Format every line of the records below as a Markdown table with two columns, Row and Line: number each row and leave out any blank lines.
===== DATA LINES
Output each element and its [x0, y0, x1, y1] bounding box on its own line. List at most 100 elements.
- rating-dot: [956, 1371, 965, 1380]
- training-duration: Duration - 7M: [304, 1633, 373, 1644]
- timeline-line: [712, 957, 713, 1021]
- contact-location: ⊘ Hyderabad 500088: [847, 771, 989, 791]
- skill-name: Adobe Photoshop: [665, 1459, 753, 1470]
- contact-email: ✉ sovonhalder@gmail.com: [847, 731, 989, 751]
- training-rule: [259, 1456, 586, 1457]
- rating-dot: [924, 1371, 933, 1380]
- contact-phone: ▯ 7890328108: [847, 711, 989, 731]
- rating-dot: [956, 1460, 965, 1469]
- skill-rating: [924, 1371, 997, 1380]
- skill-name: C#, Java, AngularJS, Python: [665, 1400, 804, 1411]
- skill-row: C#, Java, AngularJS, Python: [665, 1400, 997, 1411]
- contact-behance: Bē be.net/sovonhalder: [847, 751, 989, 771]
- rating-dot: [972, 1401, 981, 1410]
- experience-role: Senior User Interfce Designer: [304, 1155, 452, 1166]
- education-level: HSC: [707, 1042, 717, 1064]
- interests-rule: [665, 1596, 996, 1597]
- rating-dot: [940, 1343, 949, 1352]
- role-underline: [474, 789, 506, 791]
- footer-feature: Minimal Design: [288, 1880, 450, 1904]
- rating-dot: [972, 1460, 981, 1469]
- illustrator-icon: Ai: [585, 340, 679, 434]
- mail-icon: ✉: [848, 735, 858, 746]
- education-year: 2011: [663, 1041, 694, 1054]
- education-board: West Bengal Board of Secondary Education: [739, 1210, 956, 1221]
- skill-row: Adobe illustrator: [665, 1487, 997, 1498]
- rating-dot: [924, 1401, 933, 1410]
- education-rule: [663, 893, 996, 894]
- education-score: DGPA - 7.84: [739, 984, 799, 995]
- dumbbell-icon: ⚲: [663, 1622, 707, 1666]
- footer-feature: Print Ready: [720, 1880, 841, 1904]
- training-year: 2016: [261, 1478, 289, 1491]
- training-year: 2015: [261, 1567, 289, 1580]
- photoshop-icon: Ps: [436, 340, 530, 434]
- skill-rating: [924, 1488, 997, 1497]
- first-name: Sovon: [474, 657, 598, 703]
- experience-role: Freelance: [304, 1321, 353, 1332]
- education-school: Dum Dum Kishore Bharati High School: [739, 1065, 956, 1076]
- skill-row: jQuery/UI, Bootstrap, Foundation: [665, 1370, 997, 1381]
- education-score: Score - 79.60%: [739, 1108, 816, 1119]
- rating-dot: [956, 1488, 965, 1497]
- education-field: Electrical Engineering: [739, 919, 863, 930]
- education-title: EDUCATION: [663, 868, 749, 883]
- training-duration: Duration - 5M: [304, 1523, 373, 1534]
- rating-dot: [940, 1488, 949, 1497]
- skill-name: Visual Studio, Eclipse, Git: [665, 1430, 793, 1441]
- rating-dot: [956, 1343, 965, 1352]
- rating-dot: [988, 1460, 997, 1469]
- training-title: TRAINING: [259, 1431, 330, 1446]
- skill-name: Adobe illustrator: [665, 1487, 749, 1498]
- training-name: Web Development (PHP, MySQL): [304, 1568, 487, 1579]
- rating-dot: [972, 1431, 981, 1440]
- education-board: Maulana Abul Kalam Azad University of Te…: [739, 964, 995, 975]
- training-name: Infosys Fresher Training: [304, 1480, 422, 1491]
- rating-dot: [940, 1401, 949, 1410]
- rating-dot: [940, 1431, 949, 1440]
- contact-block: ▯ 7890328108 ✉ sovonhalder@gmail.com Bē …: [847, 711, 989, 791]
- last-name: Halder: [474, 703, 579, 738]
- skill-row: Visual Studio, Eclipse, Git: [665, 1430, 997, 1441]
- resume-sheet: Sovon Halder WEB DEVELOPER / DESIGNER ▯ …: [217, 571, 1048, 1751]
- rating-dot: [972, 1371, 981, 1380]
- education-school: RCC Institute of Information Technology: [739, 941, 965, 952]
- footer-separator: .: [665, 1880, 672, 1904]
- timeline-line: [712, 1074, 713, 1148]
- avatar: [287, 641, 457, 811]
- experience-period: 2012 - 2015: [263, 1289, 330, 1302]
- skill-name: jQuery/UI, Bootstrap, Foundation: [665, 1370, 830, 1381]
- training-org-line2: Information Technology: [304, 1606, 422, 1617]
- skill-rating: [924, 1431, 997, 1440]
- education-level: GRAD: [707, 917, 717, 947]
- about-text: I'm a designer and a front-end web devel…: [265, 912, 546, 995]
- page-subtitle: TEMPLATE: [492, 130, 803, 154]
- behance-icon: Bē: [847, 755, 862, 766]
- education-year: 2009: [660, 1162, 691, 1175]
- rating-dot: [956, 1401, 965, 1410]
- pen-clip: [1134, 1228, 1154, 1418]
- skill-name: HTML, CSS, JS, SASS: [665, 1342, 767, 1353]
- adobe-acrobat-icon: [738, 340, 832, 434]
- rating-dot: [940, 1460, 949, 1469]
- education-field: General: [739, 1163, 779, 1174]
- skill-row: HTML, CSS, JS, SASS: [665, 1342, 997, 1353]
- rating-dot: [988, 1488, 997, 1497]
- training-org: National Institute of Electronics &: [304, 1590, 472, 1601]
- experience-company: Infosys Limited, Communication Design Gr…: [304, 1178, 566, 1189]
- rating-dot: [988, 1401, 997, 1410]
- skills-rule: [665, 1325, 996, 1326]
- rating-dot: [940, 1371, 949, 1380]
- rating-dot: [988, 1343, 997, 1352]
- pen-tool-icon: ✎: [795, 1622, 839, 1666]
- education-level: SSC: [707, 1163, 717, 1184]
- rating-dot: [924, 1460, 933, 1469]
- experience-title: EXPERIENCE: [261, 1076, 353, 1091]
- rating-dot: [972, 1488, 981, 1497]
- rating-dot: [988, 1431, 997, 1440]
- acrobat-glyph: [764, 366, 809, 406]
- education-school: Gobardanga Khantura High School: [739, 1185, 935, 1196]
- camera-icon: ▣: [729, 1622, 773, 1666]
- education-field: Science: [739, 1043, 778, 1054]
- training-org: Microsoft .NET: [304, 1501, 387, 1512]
==========
▸ **OUTPUT BELOW**
| Row | Line |
|---|---|
| 1 | Output each element and its [x0, y0, x1, y1] bounding box on its own line. List at most 100 elements. |
| 2 | - rating-dot: [956, 1371, 965, 1380] |
| 3 | - training-duration: Duration - 7M: [304, 1633, 373, 1644] |
| 4 | - timeline-line: [712, 957, 713, 1021] |
| 5 | - contact-location: ⊘ Hyderabad 500088: [847, 771, 989, 791] |
| 6 | - skill-name: Adobe Photoshop: [665, 1459, 753, 1470] |
| 7 | - contact-email: ✉ sovonhalder@gmail.com: [847, 731, 989, 751] |
| 8 | - training-rule: [259, 1456, 586, 1457] |
| 9 | - rating-dot: [924, 1371, 933, 1380] |
| 10 | - contact-phone: ▯ 7890328108: [847, 711, 989, 731] |
| 11 | - rating-dot: [956, 1460, 965, 1469] |
| 12 | - skill-rating: [924, 1371, 997, 1380] |
| 13 | - skill-name: C#, Java, AngularJS, Python: [665, 1400, 804, 1411] |
| 14 | - skill-row: C#, Java, AngularJS, Python: [665, 1400, 997, 1411] |
| 15 | - contact-behance: Bē be.net/sovonhalder: [847, 751, 989, 771] |
| 16 | - rating-dot: [972, 1401, 981, 1410] |
| 17 | - experience-role: Senior User Interfce Designer: [304, 1155, 452, 1166] |
| 18 | - education-level: HSC: [707, 1042, 717, 1064] |
| 19 | - interests-rule: [665, 1596, 996, 1597] |
| 20 | - rating-dot: [940, 1343, 949, 1352] |
| 21 | - role-underline: [474, 789, 506, 791] |
| 22 | - footer-feature: Minimal Design: [288, 1880, 450, 1904] |
| 23 | - rating-dot: [972, 1460, 981, 1469] |
| 24 | - illustrator-icon: Ai: [585, 340, 679, 434] |
| 25 | - mail-icon: ✉: [848, 735, 858, 746] |
| 26 | - education-year: 2011: [663, 1041, 694, 1054] |
| 27 | - education-board: West Bengal Board of Secondary Education: [739, 1210, 956, 1221] |
| 28 | - skill-row: Adobe illustrator: [665, 1487, 997, 1498] |
| 29 | - rating-dot: [924, 1401, 933, 1410] |
| 30 | - education-rule: [663, 893, 996, 894] |
| 31 | - education-score: DGPA - 7.84: [739, 984, 799, 995] |
| 32 | - dumbbell-icon: ⚲: [663, 1622, 707, 1666] |
| 33 | - footer-feature: Print Ready: [720, 1880, 841, 1904] |
| 34 | - training-year: 2016: [261, 1478, 289, 1491] |
| 35 | - training-year: 2015: [261, 1567, 289, 1580] |
| 36 | - photoshop-icon: Ps: [436, 340, 530, 434] |
| 37 | - skill-rating: [924, 1488, 997, 1497] |
| 38 | - first-name: Sovon: [474, 657, 598, 703] |
| 39 | - experience-role: Freelance: [304, 1321, 353, 1332] |
| 40 | - education-school: Dum Dum Kishore Bharati High School: [739, 1065, 956, 1076] |
| 41 | - skill-row: jQuery/UI, Bootstrap, Foundation: [665, 1370, 997, 1381] |
| 42 | - education-score: Score - 79.60%: [739, 1108, 816, 1119] |
| 43 | - rating-dot: [956, 1488, 965, 1497] |
| 44 | - education-field: Electrical Engineering: [739, 919, 863, 930] |
| 45 | - education-title: EDUCATION: [663, 868, 749, 883] |
| 46 | - training-duration: Duration - 5M: [304, 1523, 373, 1534] |
| 47 | - rating-dot: [940, 1488, 949, 1497] |
| 48 | - skill-name: Visual Studio, Eclipse, Git: [665, 1430, 793, 1441] |
| 49 | - rating-dot: [956, 1343, 965, 1352] |
| 50 | - rating-dot: [988, 1460, 997, 1469] |
| 51 | - training-title: TRAINING: [259, 1431, 330, 1446] |
| 52 | - skill-name: Adobe illustrator: [665, 1487, 749, 1498] |
| 53 | - training-name: Web Development (PHP, MySQL): [304, 1568, 487, 1579] |
| 54 | - rating-dot: [972, 1431, 981, 1440] |
| 55 | - education-board: Maulana Abul Kalam Azad University of Te…: [739, 964, 995, 975] |
| 56 | - training-name: Infosys Fresher Training: [304, 1480, 422, 1491] |
| 57 | - rating-dot: [940, 1401, 949, 1410] |
| 58 | - rating-dot: [940, 1431, 949, 1440] |
| 59 | - contact-block: ▯ 7890328108 ✉ sovonhalder@gmail.com Bē …: [847, 711, 989, 791] |
| 60 | - last-name: Halder: [474, 703, 579, 738] |
| 61 | - skill-row: Visual Studio, Eclipse, Git: [665, 1430, 997, 1441] |
| 62 | - resume-sheet: Sovon Halder WEB DEVELOPER / DESIGNER ▯ …: [217, 571, 1048, 1751] |
| 63 | - rating-dot: [972, 1371, 981, 1380] |
| 64 | - education-school: RCC Institute of Information Technology: [739, 941, 965, 952] |
| 65 | - footer-separator: .: [665, 1880, 672, 1904] |
| 66 | - timeline-line: [712, 1074, 713, 1148] |
| 67 | - avatar: [287, 641, 457, 811] |
| 68 | - experience-period: 2012 - 2015: [263, 1289, 330, 1302] |
| 69 | - skill-name: jQuery/UI, Bootstrap, Foundation: [665, 1370, 830, 1381] |
| 70 | - training-org-line2: Information Technology: [304, 1606, 422, 1617] |
| 71 | - skill-rating: [924, 1431, 997, 1440] |
| 72 | - education-level: GRAD: [707, 917, 717, 947] |
| 73 | - about-text: I'm a designer and a front-end web devel…: [265, 912, 546, 995] |
| 74 | - page-subtitle: TEMPLATE: [492, 130, 803, 154] |
| 75 | - behance-icon: Bē: [847, 755, 862, 766] |
| 76 | - education-year: 2009: [660, 1162, 691, 1175] |
| 77 | - rating-dot: [956, 1401, 965, 1410] |
| 78 | - pen-clip: [1134, 1228, 1154, 1418] |
| 79 | - skill-name: HTML, CSS, JS, SASS: [665, 1342, 767, 1353] |
| 80 | - adobe-acrobat-icon: [738, 340, 832, 434] |
| 81 | - rating-dot: [940, 1460, 949, 1469] |
| 82 | - education-field: General: [739, 1163, 779, 1174] |
| 83 | - skill-row: HTML, CSS, JS, SASS: [665, 1342, 997, 1353] |
| 84 | - rating-dot: [988, 1488, 997, 1497] |
| 85 | - training-org: National Institute of Electronics &: [304, 1590, 472, 1601] |
| 86 | - experience-company: Infosys Limited, Communication Design Gr…: [304, 1178, 566, 1189] |
| 87 | - rating-dot: [988, 1401, 997, 1410] |
| 88 | - skills-rule: [665, 1325, 996, 1326] |
| 89 | - rating-dot: [940, 1371, 949, 1380] |
| 90 | - rating-dot: [988, 1343, 997, 1352] |
| 91 | - pen-tool-icon: ✎: [795, 1622, 839, 1666] |
| 92 | - education-level: SSC: [707, 1163, 717, 1184] |
| 93 | - rating-dot: [924, 1460, 933, 1469] |
| 94 | - experience-title: EXPERIENCE: [261, 1076, 353, 1091] |
| 95 | - rating-dot: [972, 1488, 981, 1497] |
| 96 | - rating-dot: [988, 1431, 997, 1440] |
| 97 | - acrobat-glyph: [764, 366, 809, 406] |
| 98 | - education-school: Gobardanga Khantura High School: [739, 1185, 935, 1196] |
| 99 | - camera-icon: ▣: [729, 1622, 773, 1666] |
| 100 | - education-field: Science: [739, 1043, 778, 1054] |
| 101 | - training-org: Microsoft .NET: [304, 1501, 387, 1512] |